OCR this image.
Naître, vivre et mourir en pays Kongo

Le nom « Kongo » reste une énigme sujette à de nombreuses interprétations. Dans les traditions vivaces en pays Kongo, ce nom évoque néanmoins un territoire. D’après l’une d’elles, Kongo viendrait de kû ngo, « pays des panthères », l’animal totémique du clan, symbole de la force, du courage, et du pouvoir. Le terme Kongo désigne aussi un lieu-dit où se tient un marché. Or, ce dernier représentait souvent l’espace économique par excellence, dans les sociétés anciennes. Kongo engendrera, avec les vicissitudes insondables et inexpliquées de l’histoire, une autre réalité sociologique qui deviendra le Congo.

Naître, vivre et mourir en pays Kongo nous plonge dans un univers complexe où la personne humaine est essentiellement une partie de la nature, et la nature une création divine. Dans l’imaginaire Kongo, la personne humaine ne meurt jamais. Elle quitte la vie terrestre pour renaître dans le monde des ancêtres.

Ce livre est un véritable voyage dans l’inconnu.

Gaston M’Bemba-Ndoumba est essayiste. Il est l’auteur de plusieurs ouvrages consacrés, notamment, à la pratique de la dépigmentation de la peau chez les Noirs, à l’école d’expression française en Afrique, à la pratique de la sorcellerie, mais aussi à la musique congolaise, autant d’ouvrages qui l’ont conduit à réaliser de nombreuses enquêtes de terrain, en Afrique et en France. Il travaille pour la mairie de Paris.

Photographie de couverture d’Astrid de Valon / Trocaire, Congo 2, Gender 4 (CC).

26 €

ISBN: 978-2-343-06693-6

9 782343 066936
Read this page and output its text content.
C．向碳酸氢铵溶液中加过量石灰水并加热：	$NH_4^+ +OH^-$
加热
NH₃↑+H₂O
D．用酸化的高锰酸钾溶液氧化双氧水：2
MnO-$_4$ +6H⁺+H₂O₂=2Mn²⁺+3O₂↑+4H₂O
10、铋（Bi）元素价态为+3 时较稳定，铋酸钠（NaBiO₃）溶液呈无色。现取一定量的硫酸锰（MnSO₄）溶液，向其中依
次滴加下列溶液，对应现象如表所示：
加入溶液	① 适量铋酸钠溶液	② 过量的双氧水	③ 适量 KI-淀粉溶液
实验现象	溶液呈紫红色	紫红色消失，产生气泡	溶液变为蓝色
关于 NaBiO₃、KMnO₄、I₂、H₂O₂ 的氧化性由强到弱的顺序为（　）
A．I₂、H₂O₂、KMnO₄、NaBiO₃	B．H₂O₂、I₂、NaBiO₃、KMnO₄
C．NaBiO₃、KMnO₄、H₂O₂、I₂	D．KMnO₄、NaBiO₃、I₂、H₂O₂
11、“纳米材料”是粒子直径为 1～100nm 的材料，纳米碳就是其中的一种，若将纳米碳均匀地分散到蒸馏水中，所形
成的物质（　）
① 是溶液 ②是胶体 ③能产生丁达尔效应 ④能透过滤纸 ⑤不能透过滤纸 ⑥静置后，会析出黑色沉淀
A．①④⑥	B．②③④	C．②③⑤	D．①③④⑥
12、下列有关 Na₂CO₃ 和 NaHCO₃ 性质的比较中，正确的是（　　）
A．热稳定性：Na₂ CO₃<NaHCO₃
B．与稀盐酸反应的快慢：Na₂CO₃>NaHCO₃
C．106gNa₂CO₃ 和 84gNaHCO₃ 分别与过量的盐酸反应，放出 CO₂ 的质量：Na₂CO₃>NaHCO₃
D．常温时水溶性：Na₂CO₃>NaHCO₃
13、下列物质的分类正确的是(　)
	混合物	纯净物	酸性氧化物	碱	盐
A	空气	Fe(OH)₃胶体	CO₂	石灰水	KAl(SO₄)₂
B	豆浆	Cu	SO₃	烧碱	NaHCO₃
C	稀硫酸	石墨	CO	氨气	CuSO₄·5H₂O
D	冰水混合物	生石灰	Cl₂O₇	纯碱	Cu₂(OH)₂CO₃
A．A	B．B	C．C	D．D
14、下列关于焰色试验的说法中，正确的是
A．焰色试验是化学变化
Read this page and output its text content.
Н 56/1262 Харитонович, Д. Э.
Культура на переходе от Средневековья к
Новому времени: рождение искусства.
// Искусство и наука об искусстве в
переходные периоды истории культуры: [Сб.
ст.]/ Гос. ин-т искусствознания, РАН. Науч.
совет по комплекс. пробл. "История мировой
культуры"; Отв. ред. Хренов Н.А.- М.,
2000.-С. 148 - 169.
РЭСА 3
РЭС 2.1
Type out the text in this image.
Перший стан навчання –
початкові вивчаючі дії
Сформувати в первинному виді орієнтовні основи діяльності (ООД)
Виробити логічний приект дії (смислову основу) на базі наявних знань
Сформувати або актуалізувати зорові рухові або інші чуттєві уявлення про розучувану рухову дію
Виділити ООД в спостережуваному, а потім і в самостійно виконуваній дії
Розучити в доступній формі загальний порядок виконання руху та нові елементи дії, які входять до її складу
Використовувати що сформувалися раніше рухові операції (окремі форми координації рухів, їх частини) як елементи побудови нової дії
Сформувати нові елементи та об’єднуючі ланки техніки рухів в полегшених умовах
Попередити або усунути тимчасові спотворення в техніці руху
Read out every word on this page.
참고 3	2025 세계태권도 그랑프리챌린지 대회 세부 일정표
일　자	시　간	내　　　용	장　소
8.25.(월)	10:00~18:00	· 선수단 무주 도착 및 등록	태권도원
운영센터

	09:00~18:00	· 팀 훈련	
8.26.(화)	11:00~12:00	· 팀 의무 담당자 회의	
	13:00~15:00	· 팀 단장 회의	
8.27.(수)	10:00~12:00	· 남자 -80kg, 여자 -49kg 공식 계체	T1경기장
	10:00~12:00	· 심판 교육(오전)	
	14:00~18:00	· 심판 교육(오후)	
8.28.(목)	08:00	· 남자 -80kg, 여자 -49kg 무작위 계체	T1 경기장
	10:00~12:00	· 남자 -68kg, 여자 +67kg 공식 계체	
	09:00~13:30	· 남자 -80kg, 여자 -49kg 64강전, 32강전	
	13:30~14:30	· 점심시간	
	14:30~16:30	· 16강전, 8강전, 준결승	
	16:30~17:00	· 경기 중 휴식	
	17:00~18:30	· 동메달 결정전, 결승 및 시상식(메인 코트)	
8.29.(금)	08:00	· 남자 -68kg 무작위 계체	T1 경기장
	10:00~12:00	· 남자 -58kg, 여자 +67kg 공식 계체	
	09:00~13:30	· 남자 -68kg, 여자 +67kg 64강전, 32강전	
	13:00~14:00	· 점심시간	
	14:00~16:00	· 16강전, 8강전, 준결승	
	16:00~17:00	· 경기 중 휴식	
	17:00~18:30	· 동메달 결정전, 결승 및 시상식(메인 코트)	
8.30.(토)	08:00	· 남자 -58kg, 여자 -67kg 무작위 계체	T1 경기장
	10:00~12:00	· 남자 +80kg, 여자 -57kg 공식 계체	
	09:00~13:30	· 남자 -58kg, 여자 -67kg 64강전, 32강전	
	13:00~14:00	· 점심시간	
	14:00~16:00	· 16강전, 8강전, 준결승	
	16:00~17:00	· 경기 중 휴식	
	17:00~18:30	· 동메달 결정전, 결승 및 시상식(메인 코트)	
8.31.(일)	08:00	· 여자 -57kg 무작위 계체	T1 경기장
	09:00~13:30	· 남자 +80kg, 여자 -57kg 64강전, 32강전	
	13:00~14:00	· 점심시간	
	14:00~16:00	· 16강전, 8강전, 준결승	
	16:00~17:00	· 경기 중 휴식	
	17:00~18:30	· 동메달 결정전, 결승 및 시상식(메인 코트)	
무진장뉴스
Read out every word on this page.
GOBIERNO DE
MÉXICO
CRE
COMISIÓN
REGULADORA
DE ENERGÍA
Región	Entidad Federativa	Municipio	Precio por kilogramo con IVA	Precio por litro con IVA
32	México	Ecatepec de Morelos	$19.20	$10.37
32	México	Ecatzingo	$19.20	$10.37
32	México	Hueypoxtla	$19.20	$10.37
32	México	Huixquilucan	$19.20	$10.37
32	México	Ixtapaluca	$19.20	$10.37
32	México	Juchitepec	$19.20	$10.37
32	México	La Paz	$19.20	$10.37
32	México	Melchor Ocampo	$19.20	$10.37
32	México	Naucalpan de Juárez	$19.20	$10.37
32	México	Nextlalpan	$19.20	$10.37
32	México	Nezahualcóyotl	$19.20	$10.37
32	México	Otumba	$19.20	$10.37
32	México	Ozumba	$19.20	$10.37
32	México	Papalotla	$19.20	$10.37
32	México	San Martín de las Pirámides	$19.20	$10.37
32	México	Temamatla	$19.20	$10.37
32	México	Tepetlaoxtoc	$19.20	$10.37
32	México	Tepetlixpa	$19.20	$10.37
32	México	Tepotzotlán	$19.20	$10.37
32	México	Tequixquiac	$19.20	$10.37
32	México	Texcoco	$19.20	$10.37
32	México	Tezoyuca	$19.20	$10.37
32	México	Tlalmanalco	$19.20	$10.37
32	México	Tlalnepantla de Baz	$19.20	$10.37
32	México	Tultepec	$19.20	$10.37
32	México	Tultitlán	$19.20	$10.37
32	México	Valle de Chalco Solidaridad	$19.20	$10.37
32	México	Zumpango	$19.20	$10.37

····················

- [AIM OF THE TASK] Scan the listing above and identify each line holding the string "нові"; copy every such line.

- [WORKED ANSWER]
Розучити в доступній формі загальний порядок виконання руху та нові елементи дії, які входять до її складу
Сформувати нові елементи та об’єднуючі ланки техніки рухів в полегшених умовах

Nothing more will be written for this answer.